--- Start GIVEN INFORMATION ---

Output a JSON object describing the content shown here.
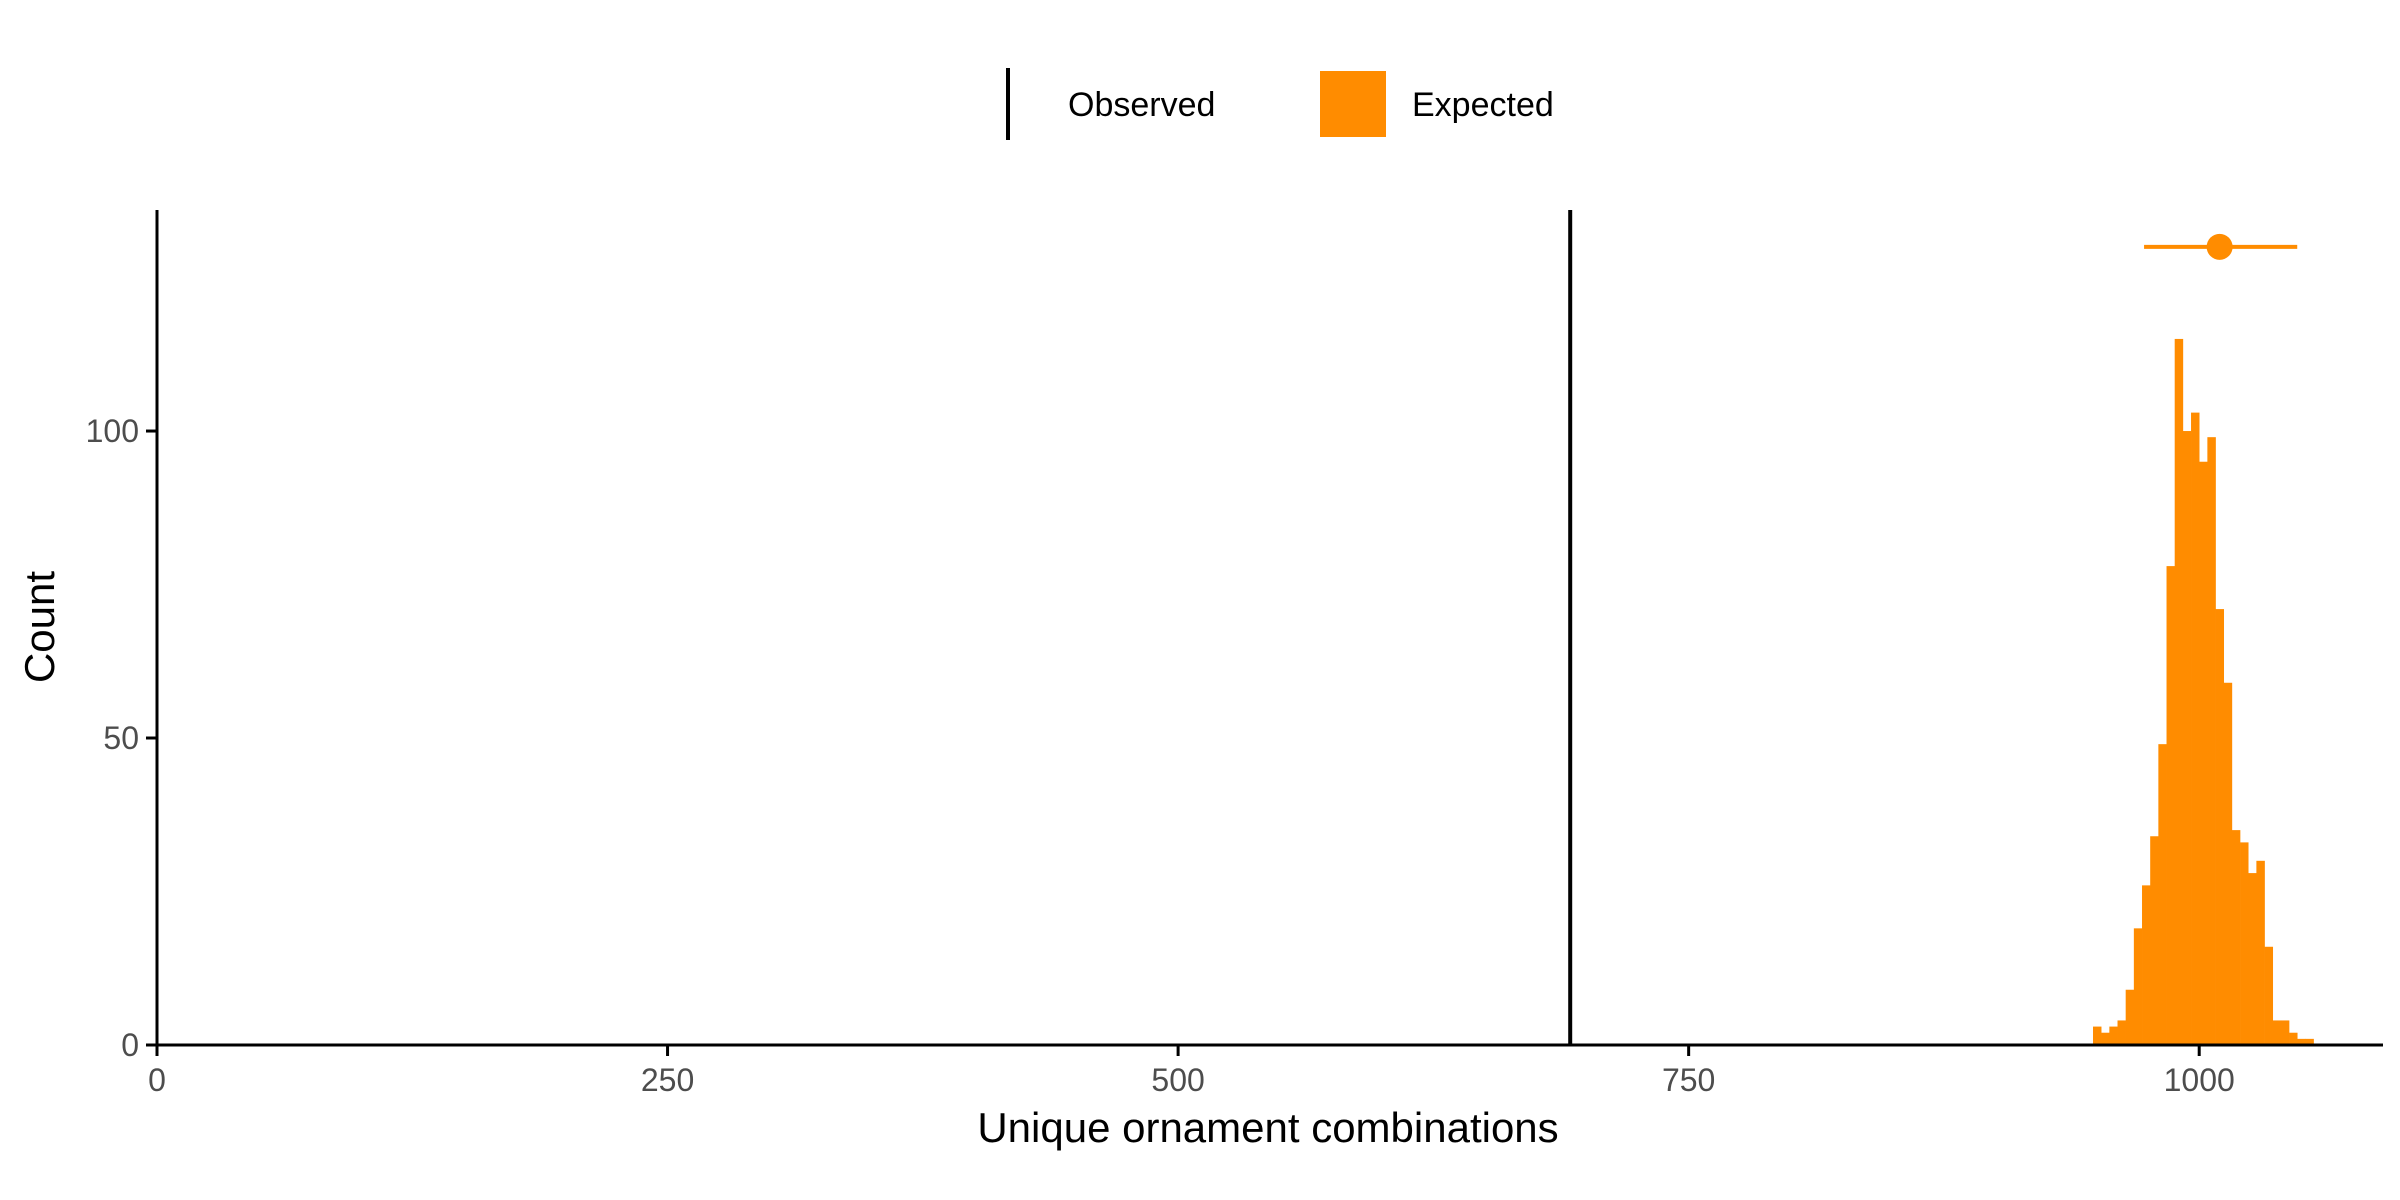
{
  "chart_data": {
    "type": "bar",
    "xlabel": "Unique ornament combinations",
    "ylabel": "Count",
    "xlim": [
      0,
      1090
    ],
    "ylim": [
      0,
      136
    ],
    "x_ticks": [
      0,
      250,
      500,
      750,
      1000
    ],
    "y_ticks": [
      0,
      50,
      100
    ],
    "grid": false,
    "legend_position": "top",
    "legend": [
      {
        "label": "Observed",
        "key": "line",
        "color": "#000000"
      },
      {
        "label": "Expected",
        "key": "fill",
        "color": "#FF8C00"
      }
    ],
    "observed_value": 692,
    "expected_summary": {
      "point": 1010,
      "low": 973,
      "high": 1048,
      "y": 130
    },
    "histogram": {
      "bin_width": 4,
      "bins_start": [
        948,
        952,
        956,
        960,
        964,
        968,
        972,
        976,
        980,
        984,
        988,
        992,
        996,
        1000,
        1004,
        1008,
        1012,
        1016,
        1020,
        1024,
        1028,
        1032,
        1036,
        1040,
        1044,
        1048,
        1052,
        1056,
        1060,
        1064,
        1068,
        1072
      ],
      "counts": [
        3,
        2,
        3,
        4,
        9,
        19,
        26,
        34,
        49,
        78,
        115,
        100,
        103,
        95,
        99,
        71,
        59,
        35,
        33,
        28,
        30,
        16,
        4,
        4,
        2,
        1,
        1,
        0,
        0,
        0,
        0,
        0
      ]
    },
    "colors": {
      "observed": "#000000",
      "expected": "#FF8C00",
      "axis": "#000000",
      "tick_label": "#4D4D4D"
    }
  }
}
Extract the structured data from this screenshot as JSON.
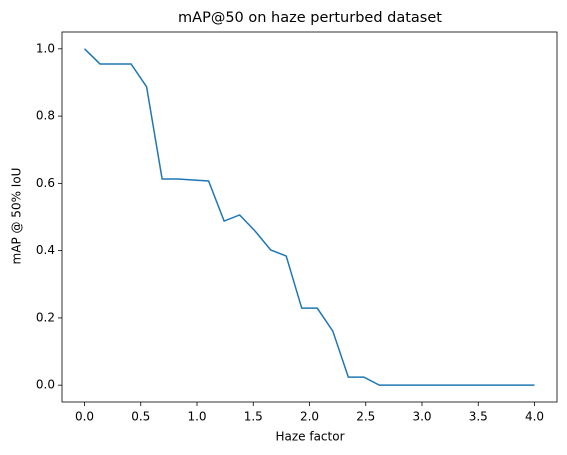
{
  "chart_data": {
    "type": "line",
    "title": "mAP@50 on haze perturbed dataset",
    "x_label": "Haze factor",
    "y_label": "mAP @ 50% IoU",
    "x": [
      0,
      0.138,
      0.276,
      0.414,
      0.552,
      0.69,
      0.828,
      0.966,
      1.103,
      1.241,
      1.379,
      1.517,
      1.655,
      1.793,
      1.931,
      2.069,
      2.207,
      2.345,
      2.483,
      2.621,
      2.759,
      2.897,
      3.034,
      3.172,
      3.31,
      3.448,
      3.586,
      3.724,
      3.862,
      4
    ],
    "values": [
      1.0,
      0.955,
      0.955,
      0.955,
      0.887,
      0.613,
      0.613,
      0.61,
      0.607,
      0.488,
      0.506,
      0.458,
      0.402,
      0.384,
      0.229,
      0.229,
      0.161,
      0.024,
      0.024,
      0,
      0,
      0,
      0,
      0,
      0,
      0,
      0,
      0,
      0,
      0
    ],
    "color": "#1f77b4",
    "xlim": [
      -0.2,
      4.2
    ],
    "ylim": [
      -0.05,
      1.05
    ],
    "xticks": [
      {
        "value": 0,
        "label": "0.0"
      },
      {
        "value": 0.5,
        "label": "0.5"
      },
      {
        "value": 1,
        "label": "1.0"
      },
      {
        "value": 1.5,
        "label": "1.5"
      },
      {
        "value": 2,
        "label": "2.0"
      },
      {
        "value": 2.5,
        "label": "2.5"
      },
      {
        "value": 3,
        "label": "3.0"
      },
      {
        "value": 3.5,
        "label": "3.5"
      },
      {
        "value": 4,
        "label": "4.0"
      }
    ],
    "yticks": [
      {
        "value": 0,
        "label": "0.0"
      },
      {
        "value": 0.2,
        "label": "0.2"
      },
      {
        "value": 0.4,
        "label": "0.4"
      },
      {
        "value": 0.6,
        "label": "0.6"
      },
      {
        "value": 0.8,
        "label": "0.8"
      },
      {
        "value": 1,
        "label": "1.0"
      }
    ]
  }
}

--- End GIVEN INFORMATION ---

YOUR OBJECTIVE = Pictures are to be left out; repeat all the remaining data exactly.

OUTPUT OF THE EXERCISE =
Output a JSON object describing the content shown here.
{
  "chart_data": {
    "type": "bar",
    "xlabel": "Unique ornament combinations",
    "ylabel": "Count",
    "xlim": [
      0,
      1090
    ],
    "ylim": [
      0,
      136
    ],
    "x_ticks": [
      0,
      250,
      500,
      750,
      1000
    ],
    "y_ticks": [
      0,
      50,
      100
    ],
    "grid": false,
    "legend_position": "top",
    "legend": [
      {
        "label": "Observed",
        "key": "line",
        "color": "#000000"
      },
      {
        "label": "Expected",
        "key": "fill",
        "color": "#FF8C00"
      }
    ],
    "observed_value": 692,
    "expected_summary": {
      "point": 1010,
      "low": 973,
      "high": 1048,
      "y": 130
    },
    "histogram": {
      "bin_width": 4,
      "bins_start": [
        948,
        952,
        956,
        960,
        964,
        968,
        972,
        976,
        980,
        984,
        988,
        992,
        996,
        1000,
        1004,
        1008,
        1012,
        1016,
        1020,
        1024,
        1028,
        1032,
        1036,
        1040,
        1044,
        1048,
        1052,
        1056,
        1060,
        1064,
        1068,
        1072
      ],
      "counts": [
        3,
        2,
        3,
        4,
        9,
        19,
        26,
        34,
        49,
        78,
        115,
        100,
        103,
        95,
        99,
        71,
        59,
        35,
        33,
        28,
        30,
        16,
        4,
        4,
        2,
        1,
        1,
        0,
        0,
        0,
        0,
        0
      ]
    },
    "colors": {
      "observed": "#000000",
      "expected": "#FF8C00",
      "axis": "#000000",
      "tick_label": "#4D4D4D"
    }
  }
}
Extract the structured data from this screenshot as JSON.
{
  "chart_data": {
    "type": "line",
    "title": "mAP@50 on haze perturbed dataset",
    "x_label": "Haze factor",
    "y_label": "mAP @ 50% IoU",
    "x": [
      0,
      0.138,
      0.276,
      0.414,
      0.552,
      0.69,
      0.828,
      0.966,
      1.103,
      1.241,
      1.379,
      1.517,
      1.655,
      1.793,
      1.931,
      2.069,
      2.207,
      2.345,
      2.483,
      2.621,
      2.759,
      2.897,
      3.034,
      3.172,
      3.31,
      3.448,
      3.586,
      3.724,
      3.862,
      4
    ],
    "values": [
      1.0,
      0.955,
      0.955,
      0.955,
      0.887,
      0.613,
      0.613,
      0.61,
      0.607,
      0.488,
      0.506,
      0.458,
      0.402,
      0.384,
      0.229,
      0.229,
      0.161,
      0.024,
      0.024,
      0,
      0,
      0,
      0,
      0,
      0,
      0,
      0,
      0,
      0,
      0
    ],
    "color": "#1f77b4",
    "xlim": [
      -0.2,
      4.2
    ],
    "ylim": [
      -0.05,
      1.05
    ],
    "xticks": [
      {
        "value": 0,
        "label": "0.0"
      },
      {
        "value": 0.5,
        "label": "0.5"
      },
      {
        "value": 1,
        "label": "1.0"
      },
      {
        "value": 1.5,
        "label": "1.5"
      },
      {
        "value": 2,
        "label": "2.0"
      },
      {
        "value": 2.5,
        "label": "2.5"
      },
      {
        "value": 3,
        "label": "3.0"
      },
      {
        "value": 3.5,
        "label": "3.5"
      },
      {
        "value": 4,
        "label": "4.0"
      }
    ],
    "yticks": [
      {
        "value": 0,
        "label": "0.0"
      },
      {
        "value": 0.2,
        "label": "0.2"
      },
      {
        "value": 0.4,
        "label": "0.4"
      },
      {
        "value": 0.6,
        "label": "0.6"
      },
      {
        "value": 0.8,
        "label": "0.8"
      },
      {
        "value": 1,
        "label": "1.0"
      }
    ]
  }
}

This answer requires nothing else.